(Required work): Filter the records for lines holding the string "this".

(Records to use):
+--

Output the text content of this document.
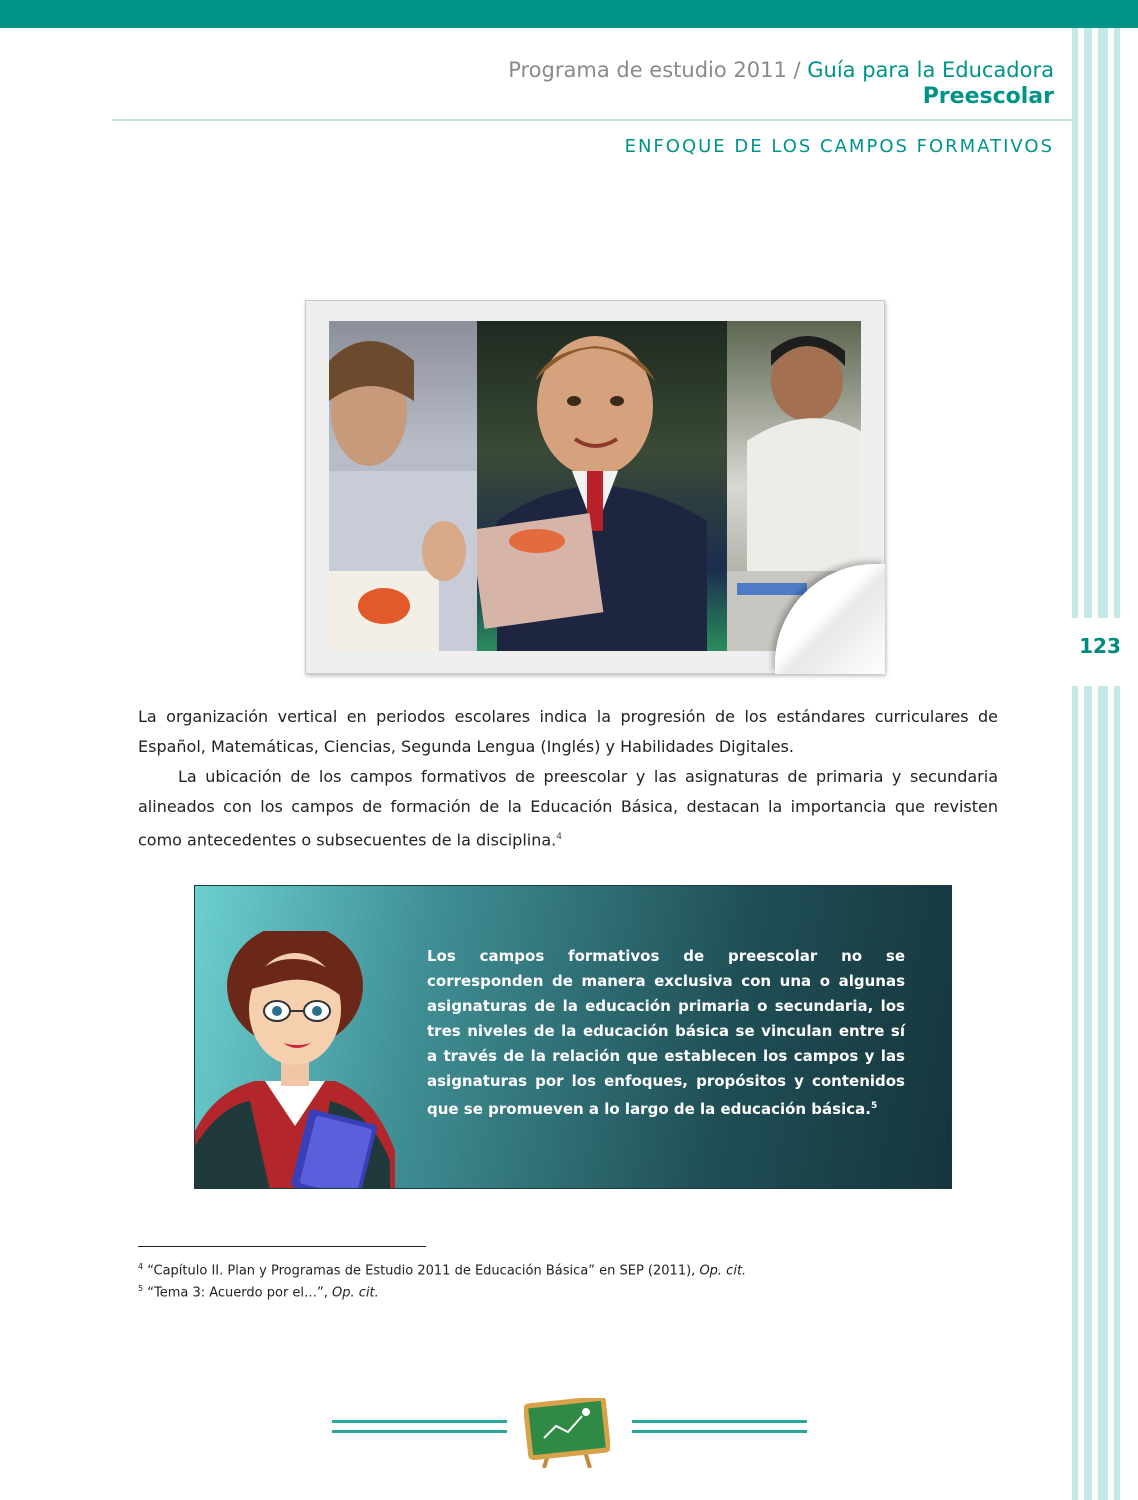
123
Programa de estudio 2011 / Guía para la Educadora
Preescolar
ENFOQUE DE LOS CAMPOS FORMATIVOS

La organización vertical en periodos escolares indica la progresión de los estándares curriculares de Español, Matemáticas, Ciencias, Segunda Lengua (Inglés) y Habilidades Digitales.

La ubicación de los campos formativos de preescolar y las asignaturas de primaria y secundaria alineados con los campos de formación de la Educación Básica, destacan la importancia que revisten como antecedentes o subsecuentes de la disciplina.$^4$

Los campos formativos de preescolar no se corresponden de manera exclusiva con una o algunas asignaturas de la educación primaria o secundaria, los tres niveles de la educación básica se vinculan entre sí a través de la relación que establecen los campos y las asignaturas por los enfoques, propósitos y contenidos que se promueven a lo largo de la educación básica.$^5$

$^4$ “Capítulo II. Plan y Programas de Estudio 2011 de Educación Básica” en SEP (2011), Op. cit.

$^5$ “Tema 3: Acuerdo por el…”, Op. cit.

+--

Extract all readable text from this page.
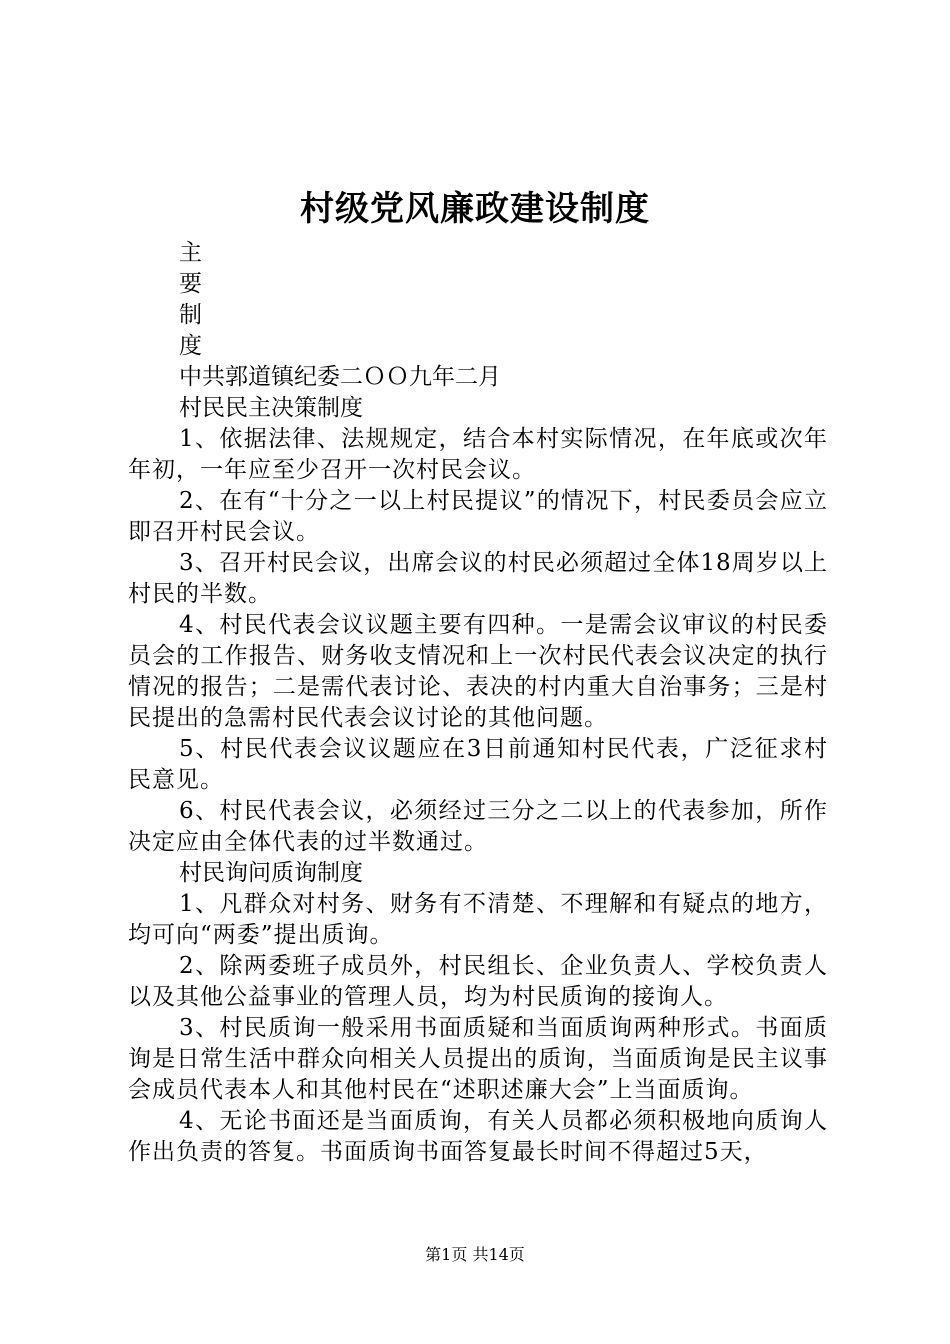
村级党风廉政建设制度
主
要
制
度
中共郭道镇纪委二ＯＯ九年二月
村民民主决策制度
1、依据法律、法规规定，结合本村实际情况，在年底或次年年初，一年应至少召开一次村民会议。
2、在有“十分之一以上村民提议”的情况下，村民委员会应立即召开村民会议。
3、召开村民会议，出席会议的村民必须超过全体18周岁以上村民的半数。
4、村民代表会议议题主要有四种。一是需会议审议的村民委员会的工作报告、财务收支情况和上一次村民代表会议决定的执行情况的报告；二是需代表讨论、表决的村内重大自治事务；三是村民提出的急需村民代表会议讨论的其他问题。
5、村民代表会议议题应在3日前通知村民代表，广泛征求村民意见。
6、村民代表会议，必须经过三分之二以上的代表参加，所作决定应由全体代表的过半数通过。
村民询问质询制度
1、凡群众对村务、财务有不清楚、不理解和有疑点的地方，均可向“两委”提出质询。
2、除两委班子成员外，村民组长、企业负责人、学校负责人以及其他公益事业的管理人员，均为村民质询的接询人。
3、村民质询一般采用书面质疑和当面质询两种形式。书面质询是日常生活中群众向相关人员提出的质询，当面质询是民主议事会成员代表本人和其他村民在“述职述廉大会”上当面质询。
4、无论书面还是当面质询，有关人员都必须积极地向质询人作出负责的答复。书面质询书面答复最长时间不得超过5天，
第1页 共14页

+--

(Exercise output):
Output the text content of this document.
Extract all readable text from this page.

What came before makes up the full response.